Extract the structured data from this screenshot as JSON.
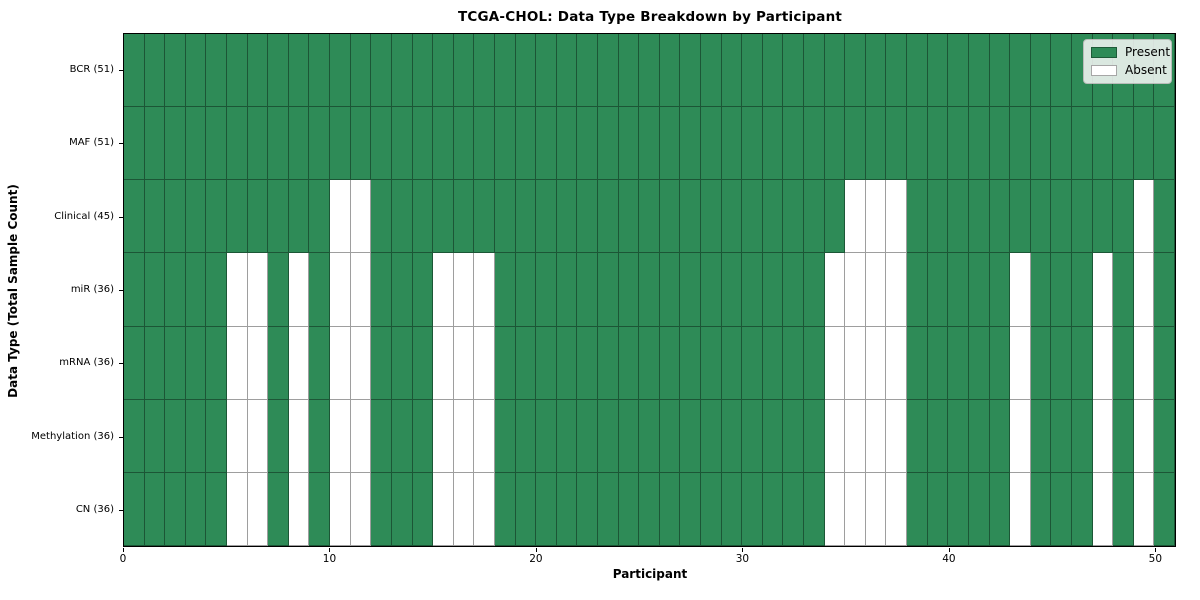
{
  "chart_data": {
    "type": "heatmap",
    "title": "TCGA-CHOL: Data Type Breakdown by Participant",
    "xlabel": "Participant",
    "ylabel": "Data Type (Total Sample Count)",
    "n_participants": 51,
    "x_ticks": [
      0,
      10,
      20,
      30,
      40,
      50
    ],
    "x_range": [
      0,
      51
    ],
    "grid": "cell-borders",
    "legend_position": "upper-right",
    "legend": [
      {
        "label": "Present",
        "color": "#2E8B57"
      },
      {
        "label": "Absent",
        "color": "#FFFFFF"
      }
    ],
    "colors": {
      "present": "#2E8B57",
      "absent": "#FFFFFF",
      "cell_edge": "rgba(0,0,0,0.38)"
    },
    "rows": [
      {
        "label": "BCR (51)",
        "data_type": "BCR",
        "present_count": 51,
        "absent_participants": []
      },
      {
        "label": "MAF (51)",
        "data_type": "MAF",
        "present_count": 51,
        "absent_participants": []
      },
      {
        "label": "Clinical (45)",
        "data_type": "Clinical",
        "present_count": 45,
        "absent_participants": [
          10,
          11,
          35,
          36,
          37,
          49
        ]
      },
      {
        "label": "miR (36)",
        "data_type": "miR",
        "present_count": 36,
        "absent_participants": [
          5,
          6,
          8,
          10,
          11,
          15,
          16,
          17,
          34,
          35,
          36,
          37,
          43,
          47,
          49
        ]
      },
      {
        "label": "mRNA (36)",
        "data_type": "mRNA",
        "present_count": 36,
        "absent_participants": [
          5,
          6,
          8,
          10,
          11,
          15,
          16,
          17,
          34,
          35,
          36,
          37,
          43,
          47,
          49
        ]
      },
      {
        "label": "Methylation (36)",
        "data_type": "Methylation",
        "present_count": 36,
        "absent_participants": [
          5,
          6,
          8,
          10,
          11,
          15,
          16,
          17,
          34,
          35,
          36,
          37,
          43,
          47,
          49
        ]
      },
      {
        "label": "CN (36)",
        "data_type": "CN",
        "present_count": 36,
        "absent_participants": [
          5,
          6,
          8,
          10,
          11,
          15,
          16,
          17,
          34,
          35,
          36,
          37,
          43,
          47,
          49
        ]
      }
    ]
  }
}
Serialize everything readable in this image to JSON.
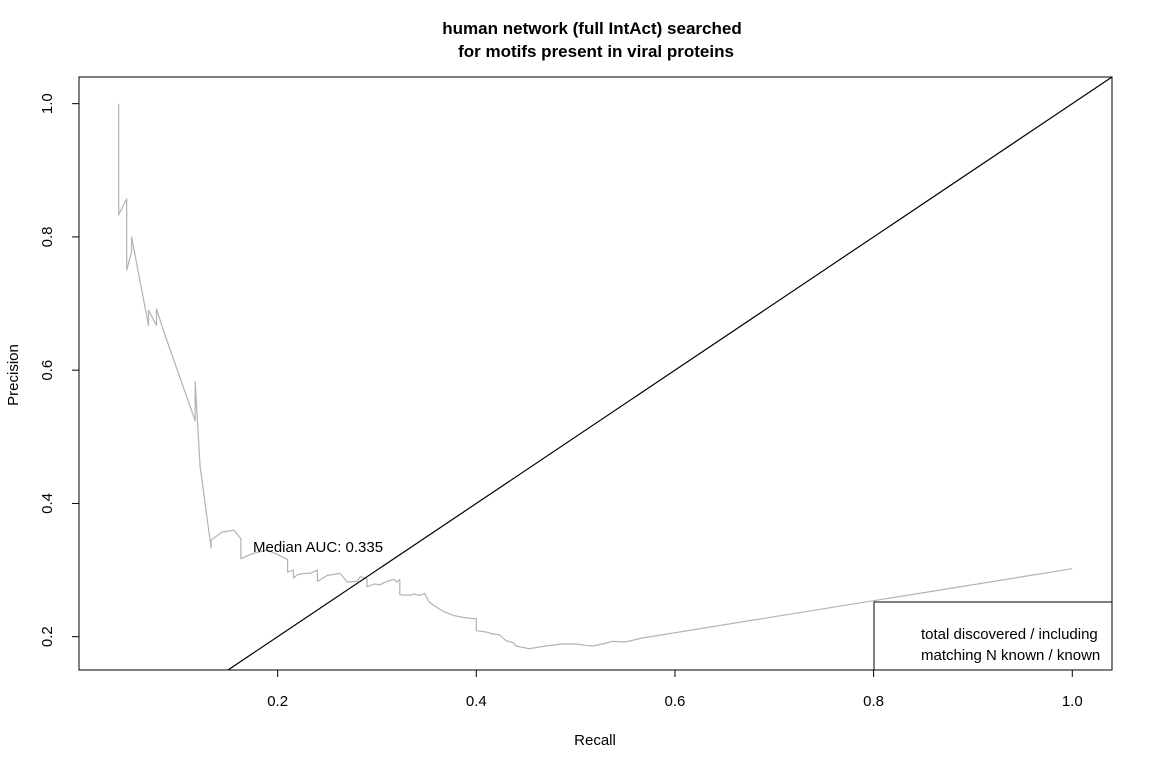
{
  "chart_data": {
    "type": "line",
    "title_line1": "human network (full IntAct) searched",
    "title_line2": "for motifs present in viral proteins",
    "xlabel": "Recall",
    "ylabel": "Precision",
    "xlim": [
      0.0,
      1.04
    ],
    "ylim": [
      0.15,
      1.04
    ],
    "x_ticks": [
      "0.2",
      "0.4",
      "0.6",
      "0.8",
      "1.0"
    ],
    "y_ticks": [
      "0.2",
      "0.4",
      "0.6",
      "0.8",
      "1.0"
    ],
    "grid": false,
    "annotation": "Median AUC: 0.335",
    "legend": {
      "position": "bottom-right",
      "lines": [
        "total discovered / including",
        "matching N known / known"
      ]
    },
    "series": [
      {
        "color": "#b3b3b3",
        "x": [
          0.04,
          0.04,
          0.048,
          0.048,
          0.053,
          0.053,
          0.07,
          0.07,
          0.078,
          0.078,
          0.086,
          0.117,
          0.117,
          0.122,
          0.122,
          0.133,
          0.133,
          0.144,
          0.156,
          0.163,
          0.163,
          0.175,
          0.19,
          0.2,
          0.21,
          0.21,
          0.216,
          0.216,
          0.22,
          0.227,
          0.233,
          0.24,
          0.24,
          0.25,
          0.263,
          0.27,
          0.28,
          0.283,
          0.29,
          0.29,
          0.297,
          0.303,
          0.31,
          0.317,
          0.32,
          0.323,
          0.323,
          0.333,
          0.337,
          0.343,
          0.348,
          0.352,
          0.357,
          0.367,
          0.377,
          0.383,
          0.39,
          0.4,
          0.4,
          0.41,
          0.417,
          0.423,
          0.43,
          0.437,
          0.44,
          0.453,
          0.47,
          0.487,
          0.5,
          0.51,
          0.517,
          0.527,
          0.537,
          0.55,
          0.567,
          1.0
        ],
        "y": [
          1.0,
          0.833,
          0.857,
          0.75,
          0.778,
          0.8,
          0.667,
          0.69,
          0.667,
          0.692,
          0.655,
          0.524,
          0.583,
          0.452,
          0.455,
          0.333,
          0.345,
          0.357,
          0.36,
          0.347,
          0.317,
          0.325,
          0.33,
          0.323,
          0.316,
          0.297,
          0.3,
          0.288,
          0.293,
          0.295,
          0.295,
          0.3,
          0.283,
          0.292,
          0.295,
          0.282,
          0.283,
          0.29,
          0.287,
          0.275,
          0.279,
          0.278,
          0.283,
          0.286,
          0.282,
          0.286,
          0.263,
          0.262,
          0.264,
          0.262,
          0.265,
          0.253,
          0.247,
          0.238,
          0.232,
          0.23,
          0.228,
          0.227,
          0.209,
          0.207,
          0.204,
          0.203,
          0.194,
          0.191,
          0.186,
          0.182,
          0.186,
          0.189,
          0.189,
          0.187,
          0.186,
          0.189,
          0.193,
          0.192,
          0.198,
          0.302
        ]
      },
      {
        "color": "#000000",
        "x": [
          0.15,
          1.04
        ],
        "y": [
          0.15,
          1.04
        ]
      }
    ]
  }
}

• Work instructions: Could you retype the records above exactly, omitting the pictures?

• Result for this task:
Extract the structured data from this screenshot as JSON.
{
  "chart_data": {
    "type": "heatmap",
    "title": "TCGA-CHOL: Data Type Breakdown by Participant",
    "xlabel": "Participant",
    "ylabel": "Data Type (Total Sample Count)",
    "n_participants": 51,
    "x_ticks": [
      0,
      10,
      20,
      30,
      40,
      50
    ],
    "x_range": [
      0,
      51
    ],
    "grid": "cell-borders",
    "legend_position": "upper-right",
    "legend": [
      {
        "label": "Present",
        "color": "#2E8B57"
      },
      {
        "label": "Absent",
        "color": "#FFFFFF"
      }
    ],
    "colors": {
      "present": "#2E8B57",
      "absent": "#FFFFFF",
      "cell_edge": "rgba(0,0,0,0.38)"
    },
    "rows": [
      {
        "label": "BCR (51)",
        "data_type": "BCR",
        "present_count": 51,
        "absent_participants": []
      },
      {
        "label": "MAF (51)",
        "data_type": "MAF",
        "present_count": 51,
        "absent_participants": []
      },
      {
        "label": "Clinical (45)",
        "data_type": "Clinical",
        "present_count": 45,
        "absent_participants": [
          10,
          11,
          35,
          36,
          37,
          49
        ]
      },
      {
        "label": "miR (36)",
        "data_type": "miR",
        "present_count": 36,
        "absent_participants": [
          5,
          6,
          8,
          10,
          11,
          15,
          16,
          17,
          34,
          35,
          36,
          37,
          43,
          47,
          49
        ]
      },
      {
        "label": "mRNA (36)",
        "data_type": "mRNA",
        "present_count": 36,
        "absent_participants": [
          5,
          6,
          8,
          10,
          11,
          15,
          16,
          17,
          34,
          35,
          36,
          37,
          43,
          47,
          49
        ]
      },
      {
        "label": "Methylation (36)",
        "data_type": "Methylation",
        "present_count": 36,
        "absent_participants": [
          5,
          6,
          8,
          10,
          11,
          15,
          16,
          17,
          34,
          35,
          36,
          37,
          43,
          47,
          49
        ]
      },
      {
        "label": "CN (36)",
        "data_type": "CN",
        "present_count": 36,
        "absent_participants": [
          5,
          6,
          8,
          10,
          11,
          15,
          16,
          17,
          34,
          35,
          36,
          37,
          43,
          47,
          49
        ]
      }
    ]
  }
}
Serialize everything readable in this image to JSON.
{
  "chart_data": {
    "type": "line",
    "title_line1": "human network (full IntAct) searched",
    "title_line2": "for motifs present in viral proteins",
    "xlabel": "Recall",
    "ylabel": "Precision",
    "xlim": [
      0.0,
      1.04
    ],
    "ylim": [
      0.15,
      1.04
    ],
    "x_ticks": [
      "0.2",
      "0.4",
      "0.6",
      "0.8",
      "1.0"
    ],
    "y_ticks": [
      "0.2",
      "0.4",
      "0.6",
      "0.8",
      "1.0"
    ],
    "grid": false,
    "annotation": "Median AUC: 0.335",
    "legend": {
      "position": "bottom-right",
      "lines": [
        "total discovered / including",
        "matching N known / known"
      ]
    },
    "series": [
      {
        "color": "#b3b3b3",
        "x": [
          0.04,
          0.04,
          0.048,
          0.048,
          0.053,
          0.053,
          0.07,
          0.07,
          0.078,
          0.078,
          0.086,
          0.117,
          0.117,
          0.122,
          0.122,
          0.133,
          0.133,
          0.144,
          0.156,
          0.163,
          0.163,
          0.175,
          0.19,
          0.2,
          0.21,
          0.21,
          0.216,
          0.216,
          0.22,
          0.227,
          0.233,
          0.24,
          0.24,
          0.25,
          0.263,
          0.27,
          0.28,
          0.283,
          0.29,
          0.29,
          0.297,
          0.303,
          0.31,
          0.317,
          0.32,
          0.323,
          0.323,
          0.333,
          0.337,
          0.343,
          0.348,
          0.352,
          0.357,
          0.367,
          0.377,
          0.383,
          0.39,
          0.4,
          0.4,
          0.41,
          0.417,
          0.423,
          0.43,
          0.437,
          0.44,
          0.453,
          0.47,
          0.487,
          0.5,
          0.51,
          0.517,
          0.527,
          0.537,
          0.55,
          0.567,
          1.0
        ],
        "y": [
          1.0,
          0.833,
          0.857,
          0.75,
          0.778,
          0.8,
          0.667,
          0.69,
          0.667,
          0.692,
          0.655,
          0.524,
          0.583,
          0.452,
          0.455,
          0.333,
          0.345,
          0.357,
          0.36,
          0.347,
          0.317,
          0.325,
          0.33,
          0.323,
          0.316,
          0.297,
          0.3,
          0.288,
          0.293,
          0.295,
          0.295,
          0.3,
          0.283,
          0.292,
          0.295,
          0.282,
          0.283,
          0.29,
          0.287,
          0.275,
          0.279,
          0.278,
          0.283,
          0.286,
          0.282,
          0.286,
          0.263,
          0.262,
          0.264,
          0.262,
          0.265,
          0.253,
          0.247,
          0.238,
          0.232,
          0.23,
          0.228,
          0.227,
          0.209,
          0.207,
          0.204,
          0.203,
          0.194,
          0.191,
          0.186,
          0.182,
          0.186,
          0.189,
          0.189,
          0.187,
          0.186,
          0.189,
          0.193,
          0.192,
          0.198,
          0.302
        ]
      },
      {
        "color": "#000000",
        "x": [
          0.15,
          1.04
        ],
        "y": [
          0.15,
          1.04
        ]
      }
    ]
  }
}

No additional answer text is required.